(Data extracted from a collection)

--- begin ---

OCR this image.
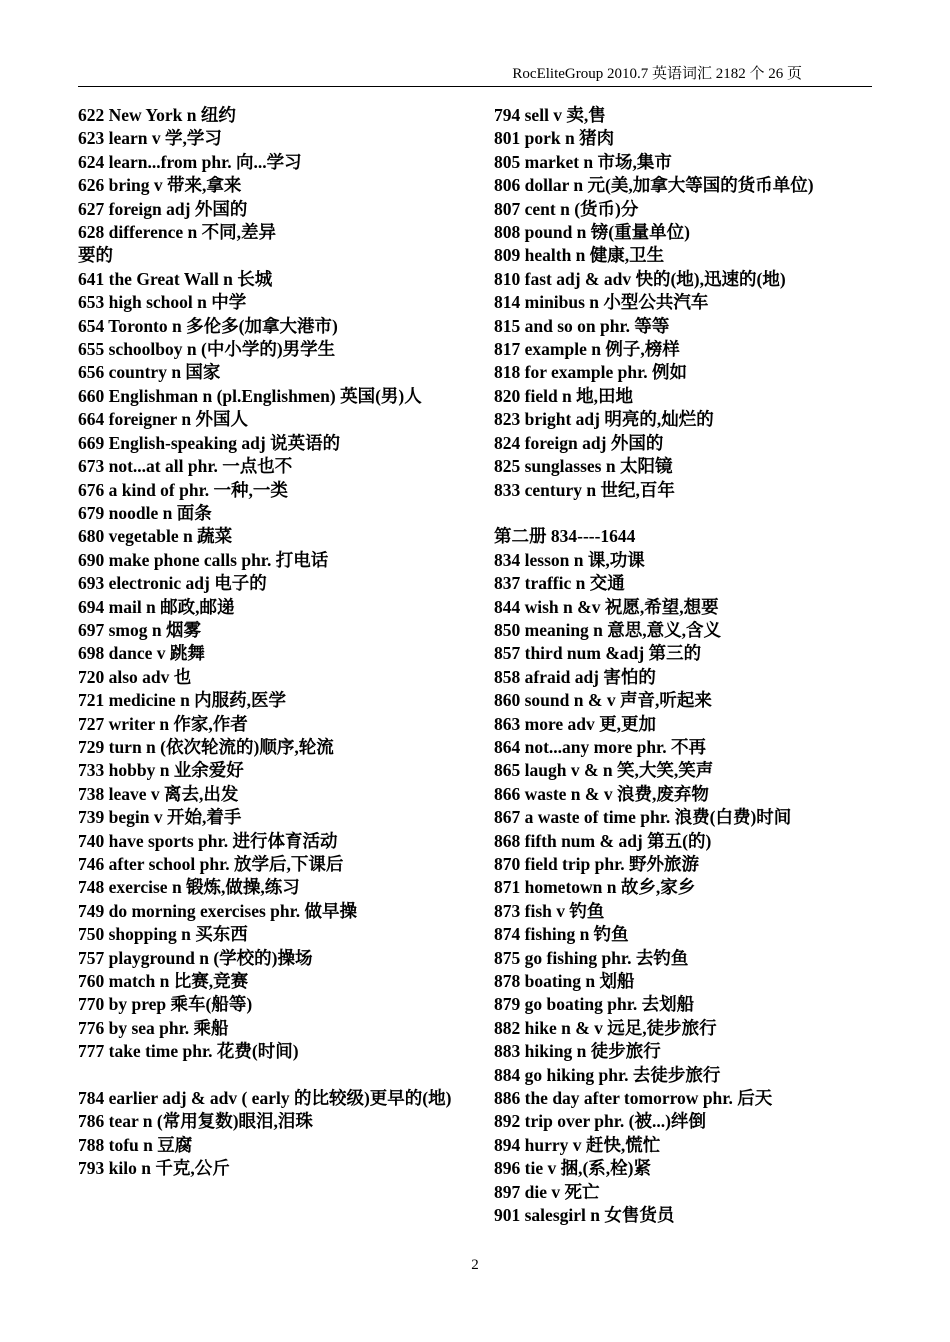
RocEliteGroup 2010.7 英语词汇 2182 个 26 页
622 New York n 纽约
623 learn v 学,学习
624 learn...from phr. 向...学习
626 bring v 带来,拿来
627 foreign adj 外国的
628 difference n 不同,差异
要的
641 the Great Wall n 长城
653 high school n 中学
654 Toronto n 多伦多(加拿大港市)
655 schoolboy n (中小学的)男学生
656 country n 国家
660 Englishman n (pl.Englishmen) 英国(男)人
664 foreigner n 外国人
669 English-speaking adj 说英语的
673 not...at all phr. 一点也不
676 a kind of phr. 一种,一类
679 noodle n 面条
680 vegetable n 蔬菜
690 make phone calls phr. 打电话
693 electronic adj 电子的
694 mail n 邮政,邮递
697 smog n 烟雾
698 dance v 跳舞
720 also adv 也
721 medicine n 内服药,医学
727 writer n 作家,作者
729 turn n (依次轮流的)顺序,轮流
733 hobby n 业余爱好
738 leave v 离去,出发
739 begin v 开始,着手
740 have sports phr. 进行体育活动
746 after school phr. 放学后,下课后
748 exercise n 锻炼,做操,练习
749 do morning exercises phr. 做早操
750 shopping n 买东西
757 playground n (学校的)操场
760 match n 比赛,竞赛
770 by prep 乘车(船等)
776 by sea phr. 乘船
777 take time phr. 花费(时间)
784 earlier adj & adv ( early 的比较级)更早的(地)
786 tear n (常用复数)眼泪,泪珠
788 tofu n 豆腐
793 kilo n 千克,公斤
794 sell v 卖,售
801 pork n 猪肉
805 market n 市场,集市
806 dollar n 元(美,加拿大等国的货币单位)
807 cent n (货币)分
808 pound n 镑(重量单位)
809 health n 健康,卫生
810 fast adj & adv 快的(地),迅速的(地)
814 minibus n 小型公共汽车
815 and so on phr. 等等
817 example n 例子,榜样
818 for example phr. 例如
820 field n 地,田地
823 bright adj 明亮的,灿烂的
824 foreign adj 外国的
825 sunglasses n 太阳镜
833 century n 世纪,百年
第二册 834----1644
834 lesson n 课,功课
837 traffic n 交通
844 wish n &v 祝愿,希望,想要
850 meaning n 意思,意义,含义
857 third num &adj 第三的
858 afraid adj 害怕的
860 sound n & v 声音,听起来
863 more adv 更,更加
864 not...any more phr. 不再
865 laugh v & n 笑,大笑,笑声
866 waste n & v 浪费,废弃物
867 a waste of time phr. 浪费(白费)时间
868 fifth num & adj 第五(的)
870 field trip phr. 野外旅游
871 hometown n 故乡,家乡
873 fish v 钓鱼
874 fishing n 钓鱼
875 go fishing phr. 去钓鱼
878 boating n 划船
879 go boating phr. 去划船
882 hike n & v 远足,徒步旅行
883 hiking n 徒步旅行
884 go hiking phr. 去徒步旅行
886 the day after tomorrow phr. 后天
892 trip over phr. (被...)绊倒
894 hurry v 赶快,慌忙
896 tie v 捆,(系,栓)紧
897 die v 死亡
901 salesgirl n 女售货员
2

--- end ---

What you have to do:
Select every line above that contains the word "boating", and copy it.

Answer:
878 boating n 划船
879 go boating phr. 去划船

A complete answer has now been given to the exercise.